- _Dataset excerpt_:
* START *
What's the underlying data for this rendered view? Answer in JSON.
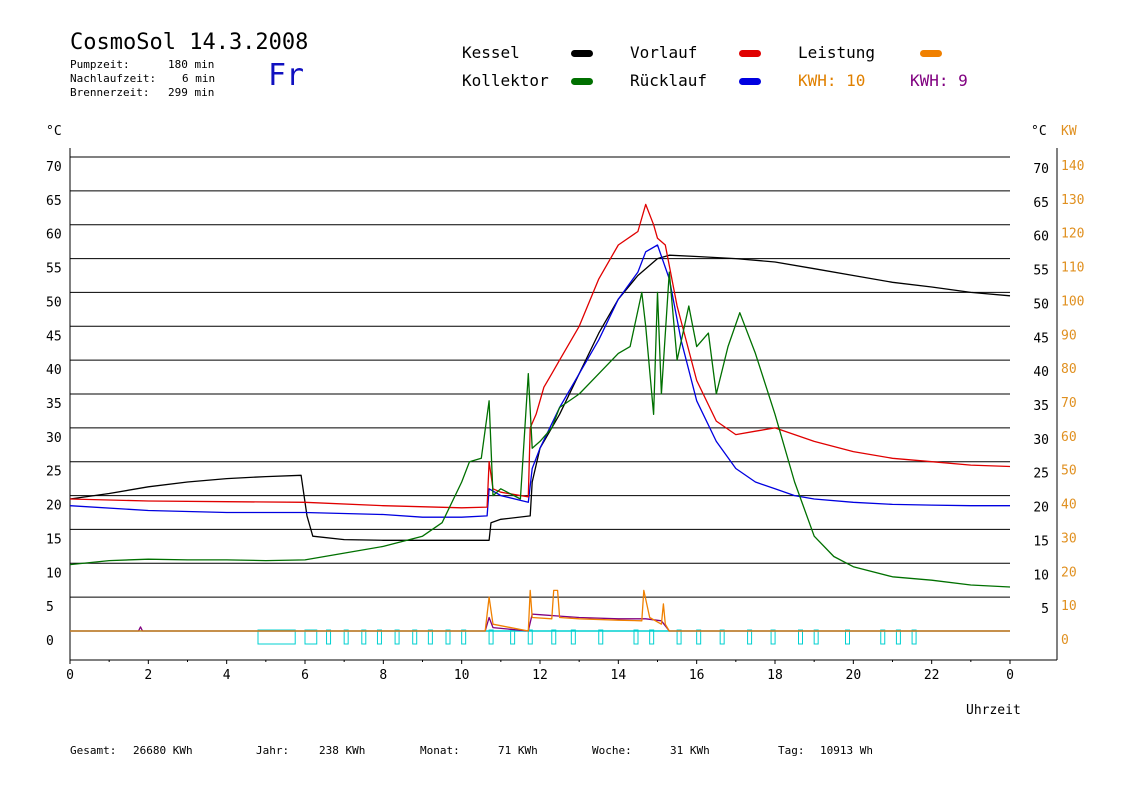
{
  "header": {
    "title": "CosmoSol 14.3.2008",
    "pump_label": "Pumpzeit:",
    "pump_value": "180 min",
    "nachlauf_label": "Nachlaufzeit:",
    "nachlauf_value": "6 min",
    "brenner_label": "Brennerzeit:",
    "brenner_value": "299 min",
    "weekday": "Fr"
  },
  "legend": {
    "kessel": "Kessel",
    "kollektor": "Kollektor",
    "vorlauf": "Vorlauf",
    "ruecklauf": "Rücklauf",
    "leistung": "Leistung",
    "kwh1": "KWH: 10",
    "kwh2": "KWH: 9"
  },
  "colors": {
    "kessel": "#000000",
    "kollektor": "#007000",
    "vorlauf": "#e00000",
    "ruecklauf": "#0000e0",
    "leistung": "#f08000",
    "kwh1": "#e08000",
    "kwh2": "#800080",
    "pump": "#00d0d0",
    "right_axis": "#e09020"
  },
  "footer": {
    "gesamt_label": "Gesamt:",
    "gesamt_value": "26680 KWh",
    "jahr_label": "Jahr:",
    "jahr_value": "238 KWh",
    "monat_label": "Monat:",
    "monat_value": "71 KWh",
    "woche_label": "Woche:",
    "woche_value": "31 KWh",
    "tag_label": "Tag:",
    "tag_value": "10913 Wh"
  },
  "chart_data": {
    "type": "line",
    "xlabel": "Uhrzeit",
    "ylabel_left": "°C",
    "ylabel_right_c": "°C",
    "ylabel_right_kw": "KW",
    "xlim": [
      0,
      24
    ],
    "ylim": [
      0,
      70
    ],
    "ylim_right_kw": [
      0,
      140
    ],
    "x_ticks": [
      "0",
      "2",
      "4",
      "6",
      "8",
      "10",
      "12",
      "14",
      "16",
      "18",
      "20",
      "22",
      "0"
    ],
    "y_ticks_left": [
      "0",
      "5",
      "10",
      "15",
      "20",
      "25",
      "30",
      "35",
      "40",
      "45",
      "50",
      "55",
      "60",
      "65",
      "70"
    ],
    "y_ticks_right_c": [
      "5",
      "10",
      "15",
      "20",
      "25",
      "30",
      "35",
      "40",
      "45",
      "50",
      "55",
      "60",
      "65",
      "70"
    ],
    "y_ticks_right_kw": [
      "0",
      "10",
      "20",
      "30",
      "40",
      "50",
      "60",
      "70",
      "80",
      "90",
      "100",
      "110",
      "120",
      "130",
      "140"
    ],
    "grid": "horizontal",
    "series": [
      {
        "name": "Kessel",
        "key": "kessel",
        "x": [
          0,
          1,
          2,
          3,
          4,
          5,
          5.9,
          6.05,
          6.2,
          7,
          8,
          9,
          10,
          10.7,
          10.75,
          11,
          11.75,
          11.8,
          12,
          12.5,
          13,
          13.5,
          14,
          14.5,
          15,
          15.3,
          16,
          17,
          18,
          19,
          20,
          21,
          22,
          23,
          24
        ],
        "y": [
          19.5,
          20.3,
          21.3,
          22,
          22.5,
          22.8,
          23,
          17,
          14,
          13.5,
          13.4,
          13.4,
          13.4,
          13.4,
          16,
          16.5,
          17,
          22,
          27,
          32,
          38,
          44,
          49,
          52.5,
          55,
          55.5,
          55.3,
          55,
          54.5,
          53.5,
          52.5,
          51.5,
          50.8,
          50,
          49.5
        ]
      },
      {
        "name": "Vorlauf",
        "key": "vorlauf",
        "x": [
          0,
          2,
          4,
          6,
          8,
          10,
          10.65,
          10.7,
          10.8,
          11,
          11.7,
          11.75,
          11.9,
          12.1,
          12.3,
          12.5,
          13,
          13.5,
          14,
          14.5,
          14.7,
          14.9,
          15,
          15.2,
          15.5,
          16,
          16.5,
          17,
          17.5,
          18,
          18.5,
          19,
          20,
          21,
          22,
          23,
          24
        ],
        "y": [
          19.5,
          19.2,
          19.1,
          19,
          18.5,
          18.2,
          18.3,
          25,
          21,
          20.5,
          19.8,
          30,
          32,
          36,
          38,
          40,
          45,
          52,
          57,
          59,
          63,
          60,
          58,
          57,
          48,
          37,
          31,
          29,
          29.5,
          30,
          29,
          28,
          26.5,
          25.5,
          25,
          24.5,
          24.3
        ]
      },
      {
        "name": "Rücklauf",
        "key": "ruecklauf",
        "x": [
          0,
          2,
          4,
          6,
          8,
          9,
          10,
          10.65,
          10.7,
          11,
          11.7,
          11.8,
          12,
          12.5,
          13,
          13.5,
          14,
          14.5,
          14.7,
          15,
          15.3,
          15.6,
          16,
          16.5,
          17,
          17.5,
          18,
          18.5,
          19,
          20,
          21,
          22,
          23,
          24
        ],
        "y": [
          18.5,
          17.8,
          17.5,
          17.5,
          17.2,
          16.8,
          16.8,
          17,
          21,
          20,
          19,
          24,
          27,
          33,
          38,
          43,
          49,
          53,
          56,
          57,
          52,
          43,
          34,
          28,
          24,
          22,
          21,
          20,
          19.5,
          19,
          18.7,
          18.6,
          18.5,
          18.5
        ]
      },
      {
        "name": "Kollektor",
        "key": "kollektor",
        "x": [
          0,
          1,
          2,
          3,
          4,
          5,
          6,
          7,
          8,
          9,
          9.5,
          10,
          10.2,
          10.5,
          10.7,
          10.8,
          11,
          11.5,
          11.7,
          11.8,
          12,
          12.3,
          12.5,
          13,
          13.5,
          14,
          14.3,
          14.6,
          14.7,
          14.9,
          15,
          15.1,
          15.3,
          15.5,
          15.8,
          16,
          16.3,
          16.5,
          16.8,
          17.1,
          17.5,
          18,
          18.5,
          19,
          19.5,
          20,
          21,
          22,
          23,
          24
        ],
        "y": [
          9.8,
          10.4,
          10.6,
          10.5,
          10.5,
          10.4,
          10.5,
          11.5,
          12.5,
          14,
          16,
          22,
          25,
          25.5,
          34,
          20,
          21,
          19.5,
          38,
          27,
          28,
          30,
          33,
          35,
          38,
          41,
          42,
          50,
          45,
          32,
          50,
          35,
          53,
          40,
          48,
          42,
          44,
          35,
          42,
          47,
          41,
          32,
          22,
          14,
          11,
          9.5,
          8,
          7.5,
          6.8,
          6.5
        ]
      },
      {
        "name": "Leistung",
        "key": "leistung",
        "x": [
          0,
          10.6,
          10.7,
          10.8,
          11.7,
          11.75,
          11.8,
          12.3,
          12.35,
          12.45,
          12.5,
          13,
          14,
          14.6,
          14.65,
          14.8,
          15.1,
          15.15,
          15.2,
          15.3,
          24
        ],
        "y": [
          0,
          0,
          5,
          1,
          0,
          6,
          2,
          1.8,
          6,
          6,
          2,
          1.8,
          1.6,
          1.5,
          6,
          2,
          1,
          4,
          1,
          0,
          0
        ]
      },
      {
        "name": "KWH: 9",
        "key": "kwh2",
        "x": [
          0,
          1.75,
          1.8,
          1.85,
          10.6,
          10.7,
          10.8,
          11.7,
          11.8,
          12,
          12.5,
          13,
          14,
          14.7,
          15.1,
          15.3,
          24
        ],
        "y": [
          0,
          0,
          0.6,
          0,
          0,
          2,
          0.5,
          0,
          2.5,
          2.4,
          2.2,
          2,
          1.8,
          1.8,
          1.5,
          0,
          0
        ]
      }
    ],
    "pump_on_intervals": [
      [
        4.8,
        5.75
      ],
      [
        6.0,
        6.3
      ],
      [
        6.55,
        6.65
      ],
      [
        7.0,
        7.1
      ],
      [
        7.45,
        7.55
      ],
      [
        7.85,
        7.95
      ],
      [
        8.3,
        8.4
      ],
      [
        8.75,
        8.85
      ],
      [
        9.15,
        9.25
      ],
      [
        9.6,
        9.7
      ],
      [
        10.0,
        10.1
      ],
      [
        10.7,
        10.8
      ],
      [
        11.25,
        11.35
      ],
      [
        11.7,
        11.8
      ],
      [
        12.3,
        12.4
      ],
      [
        12.8,
        12.9
      ],
      [
        13.5,
        13.6
      ],
      [
        14.4,
        14.5
      ],
      [
        14.8,
        14.9
      ],
      [
        15.5,
        15.6
      ],
      [
        16.0,
        16.1
      ],
      [
        16.6,
        16.7
      ],
      [
        17.3,
        17.4
      ],
      [
        17.9,
        18.0
      ],
      [
        18.6,
        18.7
      ],
      [
        19.0,
        19.1
      ],
      [
        19.8,
        19.9
      ],
      [
        20.7,
        20.8
      ],
      [
        21.1,
        21.2
      ],
      [
        21.5,
        21.6
      ]
    ]
  }
}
* END *
Scan the material above for the string "ruecklauf" and report each line where you find it.

    "ruecklauf": "Rücklauf",
    "ruecklauf": "#0000e0",
        "key": "ruecklauf",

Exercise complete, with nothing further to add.